Work instructions - Look through the material below. Copy every line with the string "this" in it.

Information given -
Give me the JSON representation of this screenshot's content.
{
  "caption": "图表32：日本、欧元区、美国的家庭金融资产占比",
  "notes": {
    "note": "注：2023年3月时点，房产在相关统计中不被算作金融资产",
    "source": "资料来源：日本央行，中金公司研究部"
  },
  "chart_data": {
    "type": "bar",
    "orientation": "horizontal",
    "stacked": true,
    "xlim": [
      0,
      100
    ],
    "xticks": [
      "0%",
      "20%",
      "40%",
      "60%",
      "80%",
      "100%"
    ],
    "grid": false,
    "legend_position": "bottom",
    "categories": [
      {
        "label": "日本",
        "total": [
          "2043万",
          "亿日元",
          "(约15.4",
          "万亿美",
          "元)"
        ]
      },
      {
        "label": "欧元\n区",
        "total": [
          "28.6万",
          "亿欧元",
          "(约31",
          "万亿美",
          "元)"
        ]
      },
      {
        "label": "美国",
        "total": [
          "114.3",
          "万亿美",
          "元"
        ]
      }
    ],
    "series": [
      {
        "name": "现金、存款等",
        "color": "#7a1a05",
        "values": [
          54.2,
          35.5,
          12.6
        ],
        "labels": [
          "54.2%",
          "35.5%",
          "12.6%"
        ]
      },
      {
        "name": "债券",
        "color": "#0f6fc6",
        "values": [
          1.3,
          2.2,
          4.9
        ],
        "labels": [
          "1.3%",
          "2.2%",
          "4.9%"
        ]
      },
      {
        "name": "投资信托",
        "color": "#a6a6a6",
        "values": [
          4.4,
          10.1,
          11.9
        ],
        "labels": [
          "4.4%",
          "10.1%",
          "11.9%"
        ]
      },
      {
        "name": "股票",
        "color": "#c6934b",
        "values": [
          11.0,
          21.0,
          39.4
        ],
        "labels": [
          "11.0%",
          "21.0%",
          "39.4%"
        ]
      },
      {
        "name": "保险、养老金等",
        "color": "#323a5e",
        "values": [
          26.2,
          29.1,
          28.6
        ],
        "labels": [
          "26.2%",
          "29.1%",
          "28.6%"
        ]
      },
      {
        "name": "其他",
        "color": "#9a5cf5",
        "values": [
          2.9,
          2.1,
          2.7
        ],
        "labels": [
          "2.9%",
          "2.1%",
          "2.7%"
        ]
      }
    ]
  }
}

==

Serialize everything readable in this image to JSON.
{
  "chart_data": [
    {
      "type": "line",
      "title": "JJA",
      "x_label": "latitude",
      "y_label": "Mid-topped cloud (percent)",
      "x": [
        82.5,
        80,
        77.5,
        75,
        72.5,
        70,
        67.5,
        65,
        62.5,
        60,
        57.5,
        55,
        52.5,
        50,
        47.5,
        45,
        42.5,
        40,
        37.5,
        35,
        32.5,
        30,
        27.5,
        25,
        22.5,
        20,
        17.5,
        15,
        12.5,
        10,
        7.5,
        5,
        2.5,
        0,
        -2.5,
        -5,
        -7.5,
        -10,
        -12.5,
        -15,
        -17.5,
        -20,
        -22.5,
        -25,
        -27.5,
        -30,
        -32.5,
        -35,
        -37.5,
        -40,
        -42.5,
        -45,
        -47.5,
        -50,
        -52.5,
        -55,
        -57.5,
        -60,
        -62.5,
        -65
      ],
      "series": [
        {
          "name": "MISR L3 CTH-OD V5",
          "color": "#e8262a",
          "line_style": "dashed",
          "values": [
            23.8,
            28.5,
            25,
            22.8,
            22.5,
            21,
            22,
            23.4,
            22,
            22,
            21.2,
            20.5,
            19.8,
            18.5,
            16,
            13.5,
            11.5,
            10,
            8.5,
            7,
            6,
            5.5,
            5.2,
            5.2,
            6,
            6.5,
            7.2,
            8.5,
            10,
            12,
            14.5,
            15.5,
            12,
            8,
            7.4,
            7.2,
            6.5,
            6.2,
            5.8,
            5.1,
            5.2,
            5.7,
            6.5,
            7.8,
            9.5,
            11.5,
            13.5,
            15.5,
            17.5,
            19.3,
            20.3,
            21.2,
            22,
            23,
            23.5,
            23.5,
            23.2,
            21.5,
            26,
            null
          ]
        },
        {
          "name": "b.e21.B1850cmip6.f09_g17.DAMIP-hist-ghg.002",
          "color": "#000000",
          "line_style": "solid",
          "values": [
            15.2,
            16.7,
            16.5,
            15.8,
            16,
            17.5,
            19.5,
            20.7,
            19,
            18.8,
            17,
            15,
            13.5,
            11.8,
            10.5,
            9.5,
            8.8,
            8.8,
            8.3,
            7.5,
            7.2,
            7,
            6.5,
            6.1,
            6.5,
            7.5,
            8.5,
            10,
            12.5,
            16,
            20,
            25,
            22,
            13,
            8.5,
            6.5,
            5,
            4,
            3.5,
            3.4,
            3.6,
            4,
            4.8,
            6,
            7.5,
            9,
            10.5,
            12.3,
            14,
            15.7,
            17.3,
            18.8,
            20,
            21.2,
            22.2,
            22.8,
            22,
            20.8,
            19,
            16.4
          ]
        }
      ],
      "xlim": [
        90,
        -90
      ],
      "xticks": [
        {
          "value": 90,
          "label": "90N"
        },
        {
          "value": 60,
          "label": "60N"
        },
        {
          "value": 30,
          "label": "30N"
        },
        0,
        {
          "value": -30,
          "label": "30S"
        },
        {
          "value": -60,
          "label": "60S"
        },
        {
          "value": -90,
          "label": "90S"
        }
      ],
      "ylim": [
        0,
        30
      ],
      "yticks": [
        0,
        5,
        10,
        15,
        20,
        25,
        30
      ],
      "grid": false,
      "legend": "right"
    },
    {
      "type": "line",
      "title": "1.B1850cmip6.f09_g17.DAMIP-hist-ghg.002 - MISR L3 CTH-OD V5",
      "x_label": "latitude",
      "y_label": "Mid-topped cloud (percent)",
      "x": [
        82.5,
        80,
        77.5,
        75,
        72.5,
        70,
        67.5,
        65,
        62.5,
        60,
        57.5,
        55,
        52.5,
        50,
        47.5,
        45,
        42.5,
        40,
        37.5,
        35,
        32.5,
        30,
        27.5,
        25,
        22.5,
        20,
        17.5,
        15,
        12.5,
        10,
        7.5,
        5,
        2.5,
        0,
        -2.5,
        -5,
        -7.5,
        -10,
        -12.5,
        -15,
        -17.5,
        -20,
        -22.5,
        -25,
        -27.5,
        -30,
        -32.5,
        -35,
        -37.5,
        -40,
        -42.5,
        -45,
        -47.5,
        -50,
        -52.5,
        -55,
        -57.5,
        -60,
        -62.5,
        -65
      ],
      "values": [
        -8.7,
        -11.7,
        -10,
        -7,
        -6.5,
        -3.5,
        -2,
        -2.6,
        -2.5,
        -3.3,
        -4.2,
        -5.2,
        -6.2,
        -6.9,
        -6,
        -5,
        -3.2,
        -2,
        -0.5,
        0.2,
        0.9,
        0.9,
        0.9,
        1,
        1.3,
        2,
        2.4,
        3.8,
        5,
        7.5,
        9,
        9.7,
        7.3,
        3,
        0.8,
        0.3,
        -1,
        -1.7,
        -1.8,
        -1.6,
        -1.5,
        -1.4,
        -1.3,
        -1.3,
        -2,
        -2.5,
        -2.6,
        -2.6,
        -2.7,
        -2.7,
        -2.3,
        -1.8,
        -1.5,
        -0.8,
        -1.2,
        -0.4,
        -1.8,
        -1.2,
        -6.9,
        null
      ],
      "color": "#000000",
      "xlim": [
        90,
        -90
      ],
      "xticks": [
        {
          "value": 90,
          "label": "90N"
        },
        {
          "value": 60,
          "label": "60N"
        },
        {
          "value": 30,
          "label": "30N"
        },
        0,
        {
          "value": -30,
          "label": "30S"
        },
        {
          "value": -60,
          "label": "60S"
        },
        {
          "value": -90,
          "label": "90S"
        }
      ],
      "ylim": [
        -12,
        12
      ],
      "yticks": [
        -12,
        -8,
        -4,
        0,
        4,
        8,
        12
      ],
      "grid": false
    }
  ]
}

Exercise result -
Give me the JSON representation of this screenshot's content.
Serialize everything readable in this image to JSON.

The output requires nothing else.